### GIVEN TASK
Return the records exactly as they are.

### DATA SECTION
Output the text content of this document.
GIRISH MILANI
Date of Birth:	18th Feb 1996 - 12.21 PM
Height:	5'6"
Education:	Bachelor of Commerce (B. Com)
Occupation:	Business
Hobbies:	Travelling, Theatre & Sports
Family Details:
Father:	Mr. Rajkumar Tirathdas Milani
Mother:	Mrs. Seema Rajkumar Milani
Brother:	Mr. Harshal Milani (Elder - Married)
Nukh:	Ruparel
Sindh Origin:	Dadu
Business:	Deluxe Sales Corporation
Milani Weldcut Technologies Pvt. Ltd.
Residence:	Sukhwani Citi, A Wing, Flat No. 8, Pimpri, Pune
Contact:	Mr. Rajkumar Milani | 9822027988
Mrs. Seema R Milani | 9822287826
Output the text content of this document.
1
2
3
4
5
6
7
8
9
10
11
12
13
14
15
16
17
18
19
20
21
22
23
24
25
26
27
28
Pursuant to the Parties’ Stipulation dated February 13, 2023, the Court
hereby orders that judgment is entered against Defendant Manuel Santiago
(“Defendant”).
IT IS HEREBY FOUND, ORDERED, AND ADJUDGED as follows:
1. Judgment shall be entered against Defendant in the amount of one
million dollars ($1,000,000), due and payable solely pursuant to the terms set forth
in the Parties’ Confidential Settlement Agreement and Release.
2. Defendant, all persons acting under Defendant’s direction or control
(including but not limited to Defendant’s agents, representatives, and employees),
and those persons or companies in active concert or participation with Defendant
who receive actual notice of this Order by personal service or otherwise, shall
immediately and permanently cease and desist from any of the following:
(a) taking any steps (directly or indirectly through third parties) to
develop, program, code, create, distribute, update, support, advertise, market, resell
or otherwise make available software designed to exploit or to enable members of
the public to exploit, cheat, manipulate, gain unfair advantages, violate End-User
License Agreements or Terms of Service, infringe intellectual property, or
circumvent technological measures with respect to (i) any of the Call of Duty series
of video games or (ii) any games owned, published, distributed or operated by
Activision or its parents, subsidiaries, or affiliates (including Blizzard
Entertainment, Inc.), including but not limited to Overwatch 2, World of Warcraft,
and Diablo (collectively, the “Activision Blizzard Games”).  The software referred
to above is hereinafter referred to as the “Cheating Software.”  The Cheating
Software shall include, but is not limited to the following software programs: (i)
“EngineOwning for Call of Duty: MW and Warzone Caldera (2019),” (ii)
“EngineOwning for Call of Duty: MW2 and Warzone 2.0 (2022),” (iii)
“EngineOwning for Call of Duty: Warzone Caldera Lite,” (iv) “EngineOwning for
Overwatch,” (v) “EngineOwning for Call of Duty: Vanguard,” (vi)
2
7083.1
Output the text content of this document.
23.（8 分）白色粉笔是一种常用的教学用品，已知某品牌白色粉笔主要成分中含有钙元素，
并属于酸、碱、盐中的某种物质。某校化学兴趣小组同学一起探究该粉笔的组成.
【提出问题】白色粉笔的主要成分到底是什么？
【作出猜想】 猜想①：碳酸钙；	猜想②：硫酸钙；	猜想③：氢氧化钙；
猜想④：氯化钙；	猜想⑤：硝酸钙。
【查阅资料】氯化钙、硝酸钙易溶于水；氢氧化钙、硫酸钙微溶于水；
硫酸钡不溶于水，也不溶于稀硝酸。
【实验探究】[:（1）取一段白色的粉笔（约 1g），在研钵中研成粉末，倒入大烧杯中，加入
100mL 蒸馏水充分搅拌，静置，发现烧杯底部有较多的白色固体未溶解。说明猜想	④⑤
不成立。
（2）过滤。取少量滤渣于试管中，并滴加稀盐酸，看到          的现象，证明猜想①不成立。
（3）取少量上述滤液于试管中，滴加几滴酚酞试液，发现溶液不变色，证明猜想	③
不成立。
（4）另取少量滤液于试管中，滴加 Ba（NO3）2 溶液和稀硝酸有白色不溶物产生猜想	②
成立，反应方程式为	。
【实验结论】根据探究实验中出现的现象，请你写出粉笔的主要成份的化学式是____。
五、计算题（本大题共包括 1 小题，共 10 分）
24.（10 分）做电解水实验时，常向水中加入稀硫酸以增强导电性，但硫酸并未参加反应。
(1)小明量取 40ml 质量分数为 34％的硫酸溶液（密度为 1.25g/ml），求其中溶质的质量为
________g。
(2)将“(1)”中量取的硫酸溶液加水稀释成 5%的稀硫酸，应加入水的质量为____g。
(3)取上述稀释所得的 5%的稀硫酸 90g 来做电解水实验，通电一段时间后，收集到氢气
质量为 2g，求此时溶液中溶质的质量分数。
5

### EXPECTED ANSWER
Output the text content of this document.
GIRISH MILANI
Date of Birth:	18th Feb 1996 - 12.21 PM
Height:	5'6"
Education:	Bachelor of Commerce (B. Com)
Occupation:	Business
Hobbies:	Travelling, Theatre & Sports
Family Details:
Father:	Mr. Rajkumar Tirathdas Milani
Mother:	Mrs. Seema Rajkumar Milani
Brother:	Mr. Harshal Milani (Elder - Married)
Nukh:	Ruparel
Sindh Origin:	Dadu
Business:	Deluxe Sales Corporation
Milani Weldcut Technologies Pvt. Ltd.
Residence:	Sukhwani Citi, A Wing, Flat No. 8, Pimpri, Pune
Contact:	Mr. Rajkumar Milani | 9822027988
Mrs. Seema R Milani | 9822287826
Output the text content of this document.
1
2
3
4
5
6
7
8
9
10
11
12
13
14
15
16
17
18
19
20
21
22
23
24
25
26
27
28
Pursuant to the Parties’ Stipulation dated February 13, 2023, the Court
hereby orders that judgment is entered against Defendant Manuel Santiago
(“Defendant”).
IT IS HEREBY FOUND, ORDERED, AND ADJUDGED as follows:
1. Judgment shall be entered against Defendant in the amount of one
million dollars ($1,000,000), due and payable solely pursuant to the terms set forth
in the Parties’ Confidential Settlement Agreement and Release.
2. Defendant, all persons acting under Defendant’s direction or control
(including but not limited to Defendant’s agents, representatives, and employees),
and those persons or companies in active concert or participation with Defendant
who receive actual notice of this Order by personal service or otherwise, shall
immediately and permanently cease and desist from any of the following:
(a) taking any steps (directly or indirectly through third parties) to
develop, program, code, create, distribute, update, support, advertise, market, resell
or otherwise make available software designed to exploit or to enable members of
the public to exploit, cheat, manipulate, gain unfair advantages, violate End-User
License Agreements or Terms of Service, infringe intellectual property, or
circumvent technological measures with respect to (i) any of the Call of Duty series
of video games or (ii) any games owned, published, distributed or operated by
Activision or its parents, subsidiaries, or affiliates (including Blizzard
Entertainment, Inc.), including but not limited to Overwatch 2, World of Warcraft,
and Diablo (collectively, the “Activision Blizzard Games”).  The software referred
to above is hereinafter referred to as the “Cheating Software.”  The Cheating
Software shall include, but is not limited to the following software programs: (i)
“EngineOwning for Call of Duty: MW and Warzone Caldera (2019),” (ii)
“EngineOwning for Call of Duty: MW2 and Warzone 2.0 (2022),” (iii)
“EngineOwning for Call of Duty: Warzone Caldera Lite,” (iv) “EngineOwning for
Overwatch,” (v) “EngineOwning for Call of Duty: Vanguard,” (vi)
2
7083.1
Output the text content of this document.
23.（8 分）白色粉笔是一种常用的教学用品，已知某品牌白色粉笔主要成分中含有钙元素，
并属于酸、碱、盐中的某种物质。某校化学兴趣小组同学一起探究该粉笔的组成.
【提出问题】白色粉笔的主要成分到底是什么？
【作出猜想】 猜想①：碳酸钙；	猜想②：硫酸钙；	猜想③：氢氧化钙；
猜想④：氯化钙；	猜想⑤：硝酸钙。
【查阅资料】氯化钙、硝酸钙易溶于水；氢氧化钙、硫酸钙微溶于水；
硫酸钡不溶于水，也不溶于稀硝酸。
【实验探究】[:（1）取一段白色的粉笔（约 1g），在研钵中研成粉末，倒入大烧杯中，加入
100mL 蒸馏水充分搅拌，静置，发现烧杯底部有较多的白色固体未溶解。说明猜想	④⑤
不成立。
（2）过滤。取少量滤渣于试管中，并滴加稀盐酸，看到          的现象，证明猜想①不成立。
（3）取少量上述滤液于试管中，滴加几滴酚酞试液，发现溶液不变色，证明猜想	③
不成立。
（4）另取少量滤液于试管中，滴加 Ba（NO3）2 溶液和稀硝酸有白色不溶物产生猜想	②
成立，反应方程式为	。
【实验结论】根据探究实验中出现的现象，请你写出粉笔的主要成份的化学式是____。
五、计算题（本大题共包括 1 小题，共 10 分）
24.（10 分）做电解水实验时，常向水中加入稀硫酸以增强导电性，但硫酸并未参加反应。
(1)小明量取 40ml 质量分数为 34％的硫酸溶液（密度为 1.25g/ml），求其中溶质的质量为
________g。
(2)将“(1)”中量取的硫酸溶液加水稀释成 5%的稀硫酸，应加入水的质量为____g。
(3)取上述稀释所得的 5%的稀硫酸 90g 来做电解水实验，通电一段时间后，收集到氢气
质量为 2g，求此时溶液中溶质的质量分数。
5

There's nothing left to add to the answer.